[Start RECORD EXTRACTS]
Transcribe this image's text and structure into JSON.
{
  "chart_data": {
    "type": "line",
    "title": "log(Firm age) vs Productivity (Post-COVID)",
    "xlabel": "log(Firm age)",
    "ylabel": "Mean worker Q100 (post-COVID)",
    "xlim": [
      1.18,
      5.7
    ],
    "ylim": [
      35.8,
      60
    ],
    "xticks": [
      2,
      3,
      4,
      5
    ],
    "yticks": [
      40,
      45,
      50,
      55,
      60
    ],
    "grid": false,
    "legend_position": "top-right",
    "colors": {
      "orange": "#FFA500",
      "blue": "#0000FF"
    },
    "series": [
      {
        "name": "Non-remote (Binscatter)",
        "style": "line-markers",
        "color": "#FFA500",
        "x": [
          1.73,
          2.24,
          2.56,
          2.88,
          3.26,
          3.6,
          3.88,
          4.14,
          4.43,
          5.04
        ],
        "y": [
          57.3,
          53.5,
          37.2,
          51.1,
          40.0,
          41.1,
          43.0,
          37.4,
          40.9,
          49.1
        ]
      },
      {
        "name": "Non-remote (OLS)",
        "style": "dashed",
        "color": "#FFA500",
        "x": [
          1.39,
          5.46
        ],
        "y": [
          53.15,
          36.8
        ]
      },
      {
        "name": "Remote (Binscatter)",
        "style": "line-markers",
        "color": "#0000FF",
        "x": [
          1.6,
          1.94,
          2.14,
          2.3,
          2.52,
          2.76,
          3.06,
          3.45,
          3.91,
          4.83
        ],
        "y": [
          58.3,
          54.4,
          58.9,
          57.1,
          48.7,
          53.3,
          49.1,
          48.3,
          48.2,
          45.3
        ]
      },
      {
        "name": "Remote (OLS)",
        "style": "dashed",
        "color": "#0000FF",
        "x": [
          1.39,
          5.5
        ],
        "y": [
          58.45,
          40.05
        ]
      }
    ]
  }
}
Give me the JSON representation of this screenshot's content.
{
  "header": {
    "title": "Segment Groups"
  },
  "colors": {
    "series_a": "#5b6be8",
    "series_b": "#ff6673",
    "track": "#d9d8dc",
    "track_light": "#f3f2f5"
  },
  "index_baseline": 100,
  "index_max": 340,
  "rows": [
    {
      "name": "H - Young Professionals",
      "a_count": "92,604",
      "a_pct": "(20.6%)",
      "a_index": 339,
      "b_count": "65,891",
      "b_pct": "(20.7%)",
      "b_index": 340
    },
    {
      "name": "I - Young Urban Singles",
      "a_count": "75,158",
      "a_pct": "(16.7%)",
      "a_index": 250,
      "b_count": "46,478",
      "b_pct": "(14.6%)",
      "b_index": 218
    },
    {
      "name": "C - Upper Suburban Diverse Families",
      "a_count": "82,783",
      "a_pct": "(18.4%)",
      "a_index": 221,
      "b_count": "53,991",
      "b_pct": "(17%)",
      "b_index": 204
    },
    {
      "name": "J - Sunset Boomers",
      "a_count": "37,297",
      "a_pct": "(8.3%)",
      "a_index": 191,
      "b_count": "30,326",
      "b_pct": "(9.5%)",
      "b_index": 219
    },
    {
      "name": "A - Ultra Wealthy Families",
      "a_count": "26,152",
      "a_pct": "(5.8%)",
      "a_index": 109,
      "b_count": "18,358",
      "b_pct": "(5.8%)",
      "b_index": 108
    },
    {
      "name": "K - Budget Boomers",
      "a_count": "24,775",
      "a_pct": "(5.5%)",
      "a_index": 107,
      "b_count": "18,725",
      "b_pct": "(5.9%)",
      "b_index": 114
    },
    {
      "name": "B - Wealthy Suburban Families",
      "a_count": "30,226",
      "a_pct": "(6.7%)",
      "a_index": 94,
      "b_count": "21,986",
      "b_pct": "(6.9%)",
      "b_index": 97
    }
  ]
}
[End RECORD EXTRACTS]
WRITTEN PROBLEM
Give the entries once more, exactly as they appear.

RESPONSE TO THIS EXERCISE
Transcribe this image's text and structure into JSON.
{
  "chart_data": {
    "type": "line",
    "title": "log(Firm age) vs Productivity (Post-COVID)",
    "xlabel": "log(Firm age)",
    "ylabel": "Mean worker Q100 (post-COVID)",
    "xlim": [
      1.18,
      5.7
    ],
    "ylim": [
      35.8,
      60
    ],
    "xticks": [
      2,
      3,
      4,
      5
    ],
    "yticks": [
      40,
      45,
      50,
      55,
      60
    ],
    "grid": false,
    "legend_position": "top-right",
    "colors": {
      "orange": "#FFA500",
      "blue": "#0000FF"
    },
    "series": [
      {
        "name": "Non-remote (Binscatter)",
        "style": "line-markers",
        "color": "#FFA500",
        "x": [
          1.73,
          2.24,
          2.56,
          2.88,
          3.26,
          3.6,
          3.88,
          4.14,
          4.43,
          5.04
        ],
        "y": [
          57.3,
          53.5,
          37.2,
          51.1,
          40.0,
          41.1,
          43.0,
          37.4,
          40.9,
          49.1
        ]
      },
      {
        "name": "Non-remote (OLS)",
        "style": "dashed",
        "color": "#FFA500",
        "x": [
          1.39,
          5.46
        ],
        "y": [
          53.15,
          36.8
        ]
      },
      {
        "name": "Remote (Binscatter)",
        "style": "line-markers",
        "color": "#0000FF",
        "x": [
          1.6,
          1.94,
          2.14,
          2.3,
          2.52,
          2.76,
          3.06,
          3.45,
          3.91,
          4.83
        ],
        "y": [
          58.3,
          54.4,
          58.9,
          57.1,
          48.7,
          53.3,
          49.1,
          48.3,
          48.2,
          45.3
        ]
      },
      {
        "name": "Remote (OLS)",
        "style": "dashed",
        "color": "#0000FF",
        "x": [
          1.39,
          5.5
        ],
        "y": [
          58.45,
          40.05
        ]
      }
    ]
  }
}
Give me the JSON representation of this screenshot's content.
{
  "header": {
    "title": "Segment Groups"
  },
  "colors": {
    "series_a": "#5b6be8",
    "series_b": "#ff6673",
    "track": "#d9d8dc",
    "track_light": "#f3f2f5"
  },
  "index_baseline": 100,
  "index_max": 340,
  "rows": [
    {
      "name": "H - Young Professionals",
      "a_count": "92,604",
      "a_pct": "(20.6%)",
      "a_index": 339,
      "b_count": "65,891",
      "b_pct": "(20.7%)",
      "b_index": 340
    },
    {
      "name": "I - Young Urban Singles",
      "a_count": "75,158",
      "a_pct": "(16.7%)",
      "a_index": 250,
      "b_count": "46,478",
      "b_pct": "(14.6%)",
      "b_index": 218
    },
    {
      "name": "C - Upper Suburban Diverse Families",
      "a_count": "82,783",
      "a_pct": "(18.4%)",
      "a_index": 221,
      "b_count": "53,991",
      "b_pct": "(17%)",
      "b_index": 204
    },
    {
      "name": "J - Sunset Boomers",
      "a_count": "37,297",
      "a_pct": "(8.3%)",
      "a_index": 191,
      "b_count": "30,326",
      "b_pct": "(9.5%)",
      "b_index": 219
    },
    {
      "name": "A - Ultra Wealthy Families",
      "a_count": "26,152",
      "a_pct": "(5.8%)",
      "a_index": 109,
      "b_count": "18,358",
      "b_pct": "(5.8%)",
      "b_index": 108
    },
    {
      "name": "K - Budget Boomers",
      "a_count": "24,775",
      "a_pct": "(5.5%)",
      "a_index": 107,
      "b_count": "18,725",
      "b_pct": "(5.9%)",
      "b_index": 114
    },
    {
      "name": "B - Wealthy Suburban Families",
      "a_count": "30,226",
      "a_pct": "(6.7%)",
      "a_index": 94,
      "b_count": "21,986",
      "b_pct": "(6.9%)",
      "b_index": 97
    }
  ]
}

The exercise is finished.